### WHAT IS EXPECTED:
Please reproduce all of the material below line for line, without changes, and leave the pictures out.

### STORED RECORDS:

+ + +

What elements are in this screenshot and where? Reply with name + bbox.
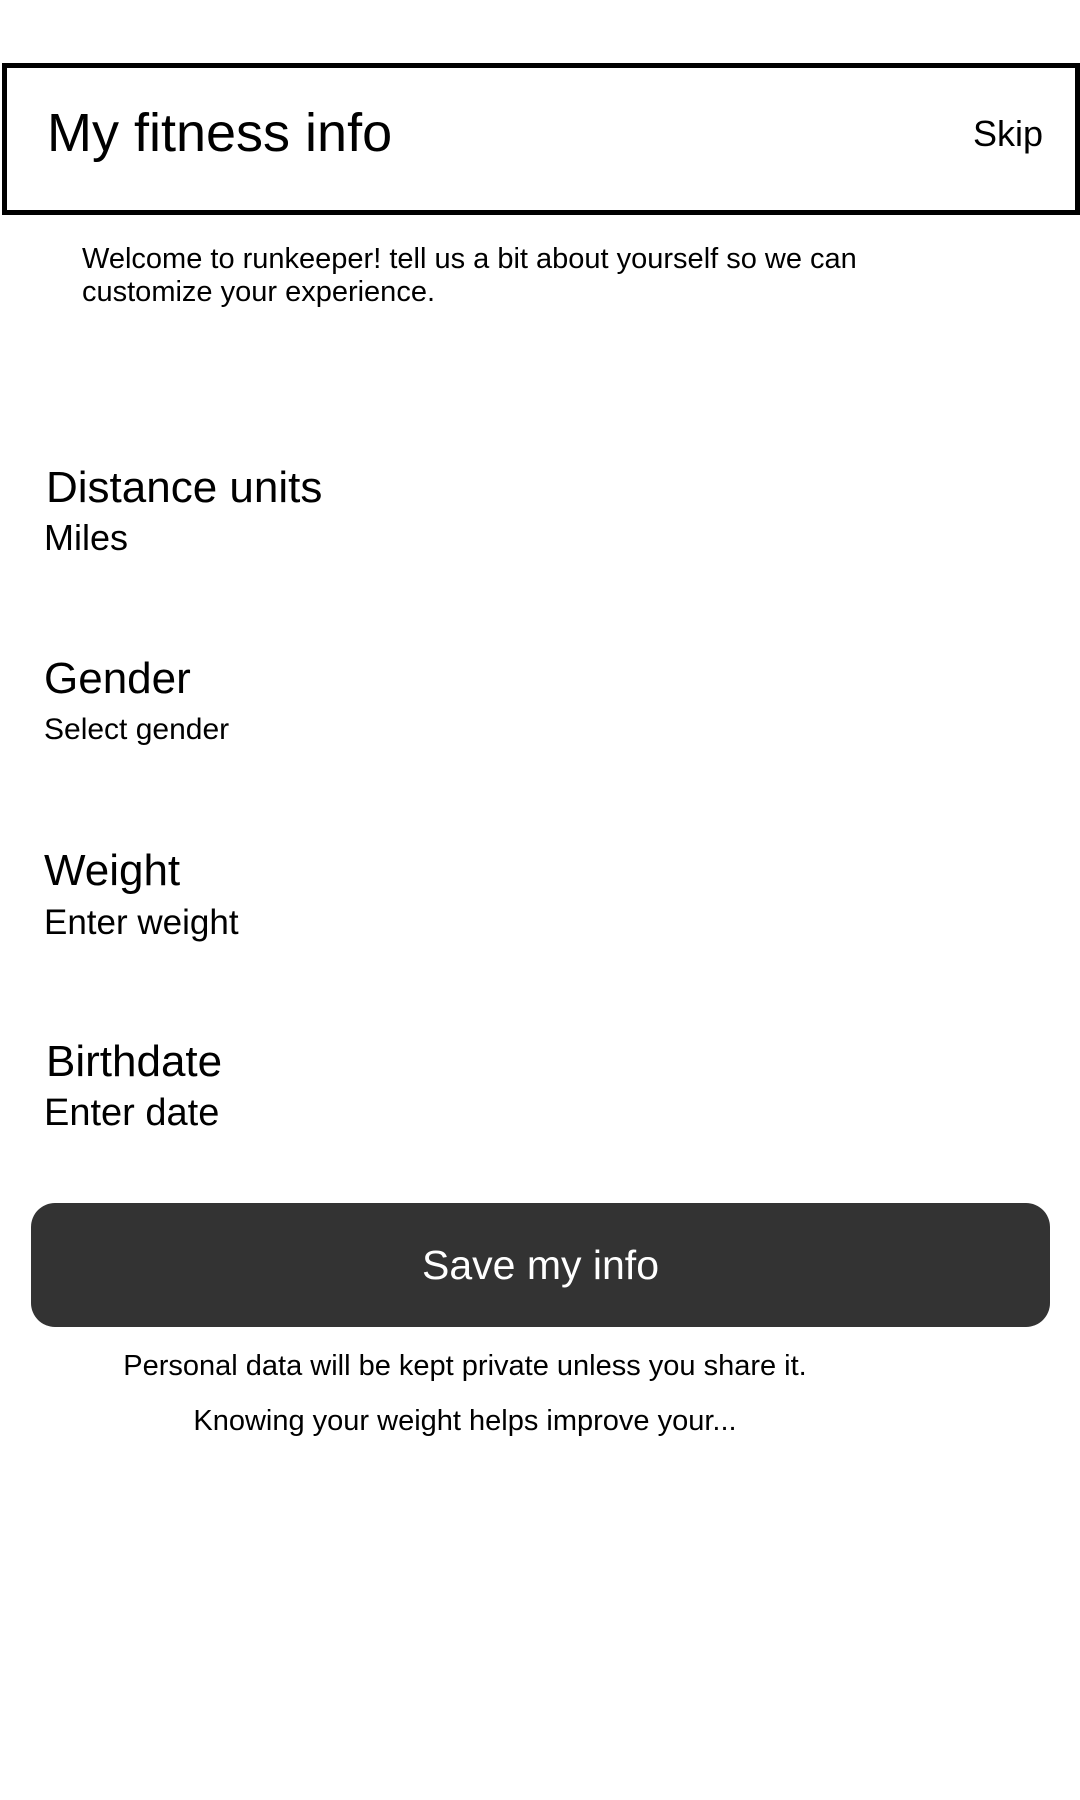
distance-units-label: Distance units bbox=[46, 463, 323, 512]
gender-value: Select gender bbox=[44, 713, 230, 746]
page-title: My fitness info bbox=[47, 103, 393, 163]
gender-field[interactable]: Gender Select gender bbox=[44, 657, 944, 745]
birthdate-label: Birthdate bbox=[46, 1037, 223, 1086]
weight-field[interactable]: Weight Enter weight bbox=[44, 846, 944, 942]
header-bar: My fitness info Skip bbox=[2, 63, 1080, 215]
welcome-message: Welcome to runkeeper! tell us a bit abou… bbox=[82, 243, 857, 308]
privacy-note: Personal data will be kept private unles… bbox=[123, 1350, 807, 1382]
fitness-info-screen: My fitness info Skip Welcome to runkeepe… bbox=[0, 0, 1080, 1800]
distance-units-field[interactable]: Distance units Miles bbox=[44, 466, 944, 556]
save-info-button[interactable]: Save my info bbox=[31, 1203, 1050, 1327]
gender-label: Gender bbox=[44, 654, 191, 703]
weight-hint-note: Knowing your weight helps improve your..… bbox=[193, 1405, 737, 1437]
weight-label: Weight bbox=[44, 846, 181, 895]
weight-value: Enter weight bbox=[44, 903, 239, 942]
skip-button[interactable]: Skip bbox=[973, 116, 1043, 152]
birthdate-field[interactable]: Birthdate Enter date bbox=[44, 1037, 944, 1134]
distance-units-value: Miles bbox=[44, 517, 129, 558]
birthdate-value: Enter date bbox=[44, 1092, 220, 1134]
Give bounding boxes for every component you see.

+ + +

### PROBLEM SOLUTION:
What elements are in this screenshot and where? Reply with name + bbox.
distance-units-label: Distance units bbox=[46, 463, 323, 512]
gender-value: Select gender bbox=[44, 713, 230, 746]
page-title: My fitness info bbox=[47, 103, 393, 163]
gender-field[interactable]: Gender Select gender bbox=[44, 657, 944, 745]
birthdate-label: Birthdate bbox=[46, 1037, 223, 1086]
weight-field[interactable]: Weight Enter weight bbox=[44, 846, 944, 942]
header-bar: My fitness info Skip bbox=[2, 63, 1080, 215]
welcome-message: Welcome to runkeeper! tell us a bit abou… bbox=[82, 243, 857, 308]
privacy-note: Personal data will be kept private unles… bbox=[123, 1350, 807, 1382]
fitness-info-screen: My fitness info Skip Welcome to runkeepe… bbox=[0, 0, 1080, 1800]
distance-units-field[interactable]: Distance units Miles bbox=[44, 466, 944, 556]
save-info-button[interactable]: Save my info bbox=[31, 1203, 1050, 1327]
gender-label: Gender bbox=[44, 654, 191, 703]
weight-hint-note: Knowing your weight helps improve your..… bbox=[193, 1405, 737, 1437]
weight-label: Weight bbox=[44, 846, 181, 895]
weight-value: Enter weight bbox=[44, 903, 239, 942]
skip-button[interactable]: Skip bbox=[973, 116, 1043, 152]
birthdate-field[interactable]: Birthdate Enter date bbox=[44, 1037, 944, 1134]
distance-units-value: Miles bbox=[44, 517, 129, 558]
birthdate-value: Enter date bbox=[44, 1092, 220, 1134]
Give bounding boxes for every component you see.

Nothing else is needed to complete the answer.